▸ **WRITTEN TASK**
Lift every line from the entries that includes the word "cover".

▸ **GIVEN RECORDS**
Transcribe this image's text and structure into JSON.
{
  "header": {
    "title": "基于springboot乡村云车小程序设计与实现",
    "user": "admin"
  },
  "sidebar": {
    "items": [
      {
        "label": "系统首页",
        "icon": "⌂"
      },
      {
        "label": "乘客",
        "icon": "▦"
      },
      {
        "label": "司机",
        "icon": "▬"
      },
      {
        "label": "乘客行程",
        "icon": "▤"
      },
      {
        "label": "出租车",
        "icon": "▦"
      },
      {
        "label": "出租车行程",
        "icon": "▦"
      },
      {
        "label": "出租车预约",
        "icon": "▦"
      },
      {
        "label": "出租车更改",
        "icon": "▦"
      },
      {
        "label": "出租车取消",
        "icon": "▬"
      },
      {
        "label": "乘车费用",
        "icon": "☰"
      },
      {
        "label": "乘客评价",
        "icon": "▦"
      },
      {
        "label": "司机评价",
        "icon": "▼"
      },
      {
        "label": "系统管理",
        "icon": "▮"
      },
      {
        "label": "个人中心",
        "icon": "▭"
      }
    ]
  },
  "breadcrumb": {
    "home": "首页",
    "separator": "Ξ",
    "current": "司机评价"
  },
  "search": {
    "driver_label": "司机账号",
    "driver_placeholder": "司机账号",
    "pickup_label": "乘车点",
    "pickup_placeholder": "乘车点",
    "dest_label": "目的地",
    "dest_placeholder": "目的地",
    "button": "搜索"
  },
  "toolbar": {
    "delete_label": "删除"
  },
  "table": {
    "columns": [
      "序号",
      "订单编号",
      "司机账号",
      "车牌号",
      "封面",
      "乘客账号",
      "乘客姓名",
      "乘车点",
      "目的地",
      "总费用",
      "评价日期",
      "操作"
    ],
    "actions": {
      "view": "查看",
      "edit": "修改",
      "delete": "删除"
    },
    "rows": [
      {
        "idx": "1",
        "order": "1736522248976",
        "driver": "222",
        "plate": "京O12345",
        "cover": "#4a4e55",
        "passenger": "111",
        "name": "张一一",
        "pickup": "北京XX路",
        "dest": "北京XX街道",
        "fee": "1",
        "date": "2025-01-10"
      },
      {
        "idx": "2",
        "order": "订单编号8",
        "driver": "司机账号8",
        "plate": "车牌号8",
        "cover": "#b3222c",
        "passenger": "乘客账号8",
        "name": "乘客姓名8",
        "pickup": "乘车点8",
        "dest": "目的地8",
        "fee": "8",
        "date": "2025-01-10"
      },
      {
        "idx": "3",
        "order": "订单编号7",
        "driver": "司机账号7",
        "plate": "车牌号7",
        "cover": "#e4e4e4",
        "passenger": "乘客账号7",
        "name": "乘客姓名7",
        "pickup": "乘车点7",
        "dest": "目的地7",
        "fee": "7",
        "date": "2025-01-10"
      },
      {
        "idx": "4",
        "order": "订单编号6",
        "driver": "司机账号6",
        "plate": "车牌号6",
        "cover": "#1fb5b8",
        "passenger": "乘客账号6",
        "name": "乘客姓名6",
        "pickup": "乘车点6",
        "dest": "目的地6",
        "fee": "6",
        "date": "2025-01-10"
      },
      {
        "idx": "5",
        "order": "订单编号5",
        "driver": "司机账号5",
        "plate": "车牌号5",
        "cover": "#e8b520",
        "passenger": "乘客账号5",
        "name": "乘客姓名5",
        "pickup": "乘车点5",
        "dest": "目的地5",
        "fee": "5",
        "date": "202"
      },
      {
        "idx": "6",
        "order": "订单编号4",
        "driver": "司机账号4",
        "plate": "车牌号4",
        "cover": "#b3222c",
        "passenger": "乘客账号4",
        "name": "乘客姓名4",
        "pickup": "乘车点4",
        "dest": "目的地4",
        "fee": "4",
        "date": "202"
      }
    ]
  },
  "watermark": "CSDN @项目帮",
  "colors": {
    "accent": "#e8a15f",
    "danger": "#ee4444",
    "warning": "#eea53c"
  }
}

▸ **THE SOLUTION**
        "cover": "#4a4e55",
        "cover": "#b3222c",
        "cover": "#e4e4e4",
        "cover": "#1fb5b8",
        "cover": "#e8b520",
        "cover": "#b3222c",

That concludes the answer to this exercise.